WHAT YOU WILL DO |
a – Please print the passage of the Kabul security forum thread from "It is definatly" up to and including "I interact with.".
b – In the Kabul security forum thread, what does APPF stand for?
c – Resume the Kabul security forum thread after its last post.

DOCUMENT TEXT |
Yes JayB,  I am in the private sector, I have been in Kabul for over a year now working as a PSD, Site Security Manager, Risk Managment Consultant.  Also mentoring and training the APPF (Afghanistan Public Protection Force) Officer's, NCO's and Guard force.







Cheers
Pop


----------



## Pte. Jay (3 Jan 2013)

Popurhedoff said:
			
		

> Yes JayB,  I am in the private sector, I have been in Kabul for over a year now working as a PSD, Site Security Manager, Risk Managment Consultant.  Also mentoring and training the APPF (Afghanistan Public Protection Force) Officer's, NCO's and Guard force.
> 
> 
> 
> ...



That's awesome! What's that like?


----------



## Sig_Des (3 Jan 2013)

JayB said:
			
		

> That's awesome! What's that like?



You can't ask him that. You won't get an accurate answer. You have to ask Afghanistan what it's like having Pop


----------



## Good2Golf (3 Jan 2013)

Pop, is it just me, or does the ghost cam take pounds off you?  ;D

Cheers and stay safe, brother.

G2G


----------



## Jarnhamar (3 Jan 2013)

Good2Golf said:
			
		

> Pop, is it just me, or does the ghost cam take pounds off you?  ;D
> 
> Cheers and stay safe, brother.
> 
> G2G


Gotta say that stuff looks wild.


----------



## Popurhedoff (4 Jan 2013)

Beadwindow 7 said:
			
		

> You can't ask him that. You won't get an accurate answer. You have to ask Afghanistan what it's like having Pop



It is definatly rewarding, but also without the Big Green machine supporting you have to have your wits about yourself, your spidey sense has to be over active because your definatly on your own. In a Tic, you fight through it and mend yourself afterwards as you have no support.  I think Canadians overall have a very good reputation over here, and I have made a positive imprint of the locals that I interact with.

DATASET ROWS |
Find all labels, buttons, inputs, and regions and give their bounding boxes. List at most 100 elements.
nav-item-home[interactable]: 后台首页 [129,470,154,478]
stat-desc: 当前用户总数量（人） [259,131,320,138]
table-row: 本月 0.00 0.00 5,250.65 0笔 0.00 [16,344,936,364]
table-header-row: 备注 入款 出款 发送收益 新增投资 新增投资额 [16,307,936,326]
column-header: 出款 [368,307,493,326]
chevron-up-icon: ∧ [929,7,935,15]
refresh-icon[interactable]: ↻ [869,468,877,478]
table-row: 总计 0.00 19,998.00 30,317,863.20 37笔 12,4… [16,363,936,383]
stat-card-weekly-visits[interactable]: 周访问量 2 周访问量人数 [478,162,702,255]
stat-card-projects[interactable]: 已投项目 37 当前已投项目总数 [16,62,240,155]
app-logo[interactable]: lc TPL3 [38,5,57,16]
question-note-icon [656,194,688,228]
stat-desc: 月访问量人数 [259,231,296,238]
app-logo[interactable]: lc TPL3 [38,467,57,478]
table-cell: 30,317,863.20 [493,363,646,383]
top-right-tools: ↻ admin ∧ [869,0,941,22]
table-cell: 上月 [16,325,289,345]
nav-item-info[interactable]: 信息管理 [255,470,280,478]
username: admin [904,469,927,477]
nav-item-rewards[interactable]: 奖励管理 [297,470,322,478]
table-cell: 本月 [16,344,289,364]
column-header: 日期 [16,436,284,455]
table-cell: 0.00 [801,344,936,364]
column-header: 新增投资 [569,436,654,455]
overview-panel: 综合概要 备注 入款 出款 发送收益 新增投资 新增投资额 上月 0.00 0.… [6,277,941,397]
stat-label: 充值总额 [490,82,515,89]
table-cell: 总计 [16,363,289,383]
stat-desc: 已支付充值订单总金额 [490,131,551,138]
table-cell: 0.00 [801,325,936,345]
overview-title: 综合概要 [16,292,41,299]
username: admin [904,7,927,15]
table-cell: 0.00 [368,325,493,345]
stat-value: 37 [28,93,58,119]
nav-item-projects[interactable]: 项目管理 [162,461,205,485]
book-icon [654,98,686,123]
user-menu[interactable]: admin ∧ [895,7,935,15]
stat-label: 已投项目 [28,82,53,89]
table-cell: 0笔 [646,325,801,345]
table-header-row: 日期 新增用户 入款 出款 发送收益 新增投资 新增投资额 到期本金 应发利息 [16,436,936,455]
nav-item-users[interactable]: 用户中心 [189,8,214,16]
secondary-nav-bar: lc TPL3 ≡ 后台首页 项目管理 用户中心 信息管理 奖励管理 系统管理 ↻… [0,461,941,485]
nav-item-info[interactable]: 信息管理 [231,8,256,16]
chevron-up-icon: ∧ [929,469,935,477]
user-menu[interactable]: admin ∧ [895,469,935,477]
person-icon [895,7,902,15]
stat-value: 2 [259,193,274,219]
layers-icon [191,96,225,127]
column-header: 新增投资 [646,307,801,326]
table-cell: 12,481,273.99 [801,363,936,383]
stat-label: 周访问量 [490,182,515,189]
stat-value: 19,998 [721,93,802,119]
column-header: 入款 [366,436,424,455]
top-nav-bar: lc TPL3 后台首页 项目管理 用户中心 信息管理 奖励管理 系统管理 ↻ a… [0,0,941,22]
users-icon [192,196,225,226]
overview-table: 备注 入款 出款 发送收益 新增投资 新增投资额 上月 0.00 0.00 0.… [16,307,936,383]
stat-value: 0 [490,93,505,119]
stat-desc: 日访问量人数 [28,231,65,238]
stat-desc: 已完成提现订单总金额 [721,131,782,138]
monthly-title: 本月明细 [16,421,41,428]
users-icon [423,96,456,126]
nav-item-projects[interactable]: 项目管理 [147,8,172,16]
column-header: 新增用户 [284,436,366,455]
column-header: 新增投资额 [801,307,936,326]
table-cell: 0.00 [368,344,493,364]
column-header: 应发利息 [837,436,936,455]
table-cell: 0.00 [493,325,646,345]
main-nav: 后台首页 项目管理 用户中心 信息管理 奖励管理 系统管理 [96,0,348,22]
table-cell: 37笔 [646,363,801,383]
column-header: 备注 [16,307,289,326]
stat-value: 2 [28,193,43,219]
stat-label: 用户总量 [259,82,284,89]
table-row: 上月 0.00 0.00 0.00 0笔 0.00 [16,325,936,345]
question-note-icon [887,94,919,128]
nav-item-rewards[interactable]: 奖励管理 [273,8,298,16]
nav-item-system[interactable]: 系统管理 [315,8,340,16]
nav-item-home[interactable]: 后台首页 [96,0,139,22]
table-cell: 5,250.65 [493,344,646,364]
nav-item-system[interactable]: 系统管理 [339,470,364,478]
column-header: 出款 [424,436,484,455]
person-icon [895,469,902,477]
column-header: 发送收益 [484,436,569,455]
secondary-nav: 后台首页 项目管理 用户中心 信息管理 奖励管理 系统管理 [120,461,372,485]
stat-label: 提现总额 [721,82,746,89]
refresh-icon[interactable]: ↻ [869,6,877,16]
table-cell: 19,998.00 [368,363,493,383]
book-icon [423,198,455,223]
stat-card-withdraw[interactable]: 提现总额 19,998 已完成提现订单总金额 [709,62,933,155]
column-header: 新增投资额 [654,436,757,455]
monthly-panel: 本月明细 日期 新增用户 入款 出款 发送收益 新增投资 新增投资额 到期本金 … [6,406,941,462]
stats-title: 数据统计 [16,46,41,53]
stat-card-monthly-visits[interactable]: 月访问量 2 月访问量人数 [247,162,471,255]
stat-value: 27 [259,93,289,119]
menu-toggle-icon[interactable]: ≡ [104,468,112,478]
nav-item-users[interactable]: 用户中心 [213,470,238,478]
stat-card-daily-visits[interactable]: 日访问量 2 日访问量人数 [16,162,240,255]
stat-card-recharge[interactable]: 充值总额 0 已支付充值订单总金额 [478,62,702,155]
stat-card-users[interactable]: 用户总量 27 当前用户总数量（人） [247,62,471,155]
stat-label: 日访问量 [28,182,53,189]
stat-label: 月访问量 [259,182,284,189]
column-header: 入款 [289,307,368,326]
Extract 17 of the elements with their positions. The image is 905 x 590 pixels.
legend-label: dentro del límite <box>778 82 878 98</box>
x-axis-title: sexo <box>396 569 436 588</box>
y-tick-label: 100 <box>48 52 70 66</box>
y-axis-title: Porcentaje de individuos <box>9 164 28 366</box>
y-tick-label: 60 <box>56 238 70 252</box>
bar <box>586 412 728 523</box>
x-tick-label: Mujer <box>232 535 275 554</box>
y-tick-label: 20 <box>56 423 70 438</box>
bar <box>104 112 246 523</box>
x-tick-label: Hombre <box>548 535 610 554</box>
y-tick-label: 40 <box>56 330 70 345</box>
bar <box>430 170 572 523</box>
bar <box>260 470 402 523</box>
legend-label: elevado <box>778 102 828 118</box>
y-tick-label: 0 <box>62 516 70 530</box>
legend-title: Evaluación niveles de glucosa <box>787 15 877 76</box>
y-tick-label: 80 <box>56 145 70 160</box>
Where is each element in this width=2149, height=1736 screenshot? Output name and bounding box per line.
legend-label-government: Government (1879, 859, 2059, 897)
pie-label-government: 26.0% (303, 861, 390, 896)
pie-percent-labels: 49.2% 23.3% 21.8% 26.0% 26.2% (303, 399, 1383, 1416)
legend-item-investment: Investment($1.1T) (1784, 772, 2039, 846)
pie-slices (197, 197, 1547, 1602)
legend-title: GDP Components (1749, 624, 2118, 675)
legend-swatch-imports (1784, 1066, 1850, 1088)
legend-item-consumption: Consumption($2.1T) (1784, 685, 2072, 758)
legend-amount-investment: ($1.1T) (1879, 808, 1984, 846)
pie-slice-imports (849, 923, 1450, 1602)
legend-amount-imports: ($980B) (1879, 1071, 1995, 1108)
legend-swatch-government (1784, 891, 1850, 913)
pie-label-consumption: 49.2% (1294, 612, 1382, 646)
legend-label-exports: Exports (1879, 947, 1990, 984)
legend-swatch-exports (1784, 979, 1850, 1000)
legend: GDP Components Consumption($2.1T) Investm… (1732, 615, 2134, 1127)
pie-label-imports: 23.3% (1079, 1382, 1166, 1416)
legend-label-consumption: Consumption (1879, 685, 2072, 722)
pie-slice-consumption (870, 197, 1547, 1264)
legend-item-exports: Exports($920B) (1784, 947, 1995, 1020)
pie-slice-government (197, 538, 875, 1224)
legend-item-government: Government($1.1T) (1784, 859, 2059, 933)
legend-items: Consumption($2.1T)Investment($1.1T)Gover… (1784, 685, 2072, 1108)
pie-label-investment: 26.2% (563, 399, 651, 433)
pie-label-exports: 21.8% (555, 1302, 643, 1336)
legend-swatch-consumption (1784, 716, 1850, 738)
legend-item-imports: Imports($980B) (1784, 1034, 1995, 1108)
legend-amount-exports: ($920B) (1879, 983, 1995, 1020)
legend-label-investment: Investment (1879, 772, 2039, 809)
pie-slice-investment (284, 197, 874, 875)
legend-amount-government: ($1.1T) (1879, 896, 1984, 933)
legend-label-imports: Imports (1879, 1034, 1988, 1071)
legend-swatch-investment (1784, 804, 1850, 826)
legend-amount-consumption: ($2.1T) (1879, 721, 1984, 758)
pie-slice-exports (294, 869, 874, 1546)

FINAL RESULTS |
a –
It is definatly rewarding, but also without the Big Green machine supporting you have to have your wits about yourself, your spidey sense has to be over active because your definatly on your own. In a Tic, you fight through it and mend yourself afterwards as you have no support.  I think Canadians overall have a very good reputation over here, and I have made a positive imprint of the locals that I interact with.

b – Afghanistan Public Protection Force.

c –
			
				Good2Golf said:
			
		

> Pop, is it just me, or does the ghost cam take pounds off you?  ;D
> 
> Cheers and stay safe, brother
> 
> G2G



Hello G2G,  I have actually gained weight, one of the benifits of being with CANSOFCOM was the physical fitness, I carried that mindset over and keep in shape, at the gym 6 days a week.  Being in shape reduced the chances of injuries,  the ghost cam lies  :nod:

But back to the topic of recruiting, if you think you have what it takes and can pass selection, it will be the most rewarding undertaking of your life.  The Etho's, the training, the team work is definatly notches above being in the Military but you will learn more about yourself, you will dig deeper, work harder, and at time feel like packing it in, but I would not have changed it for anything,  it has made me a better person.

And now I am enjoying my retirement here in Kabul.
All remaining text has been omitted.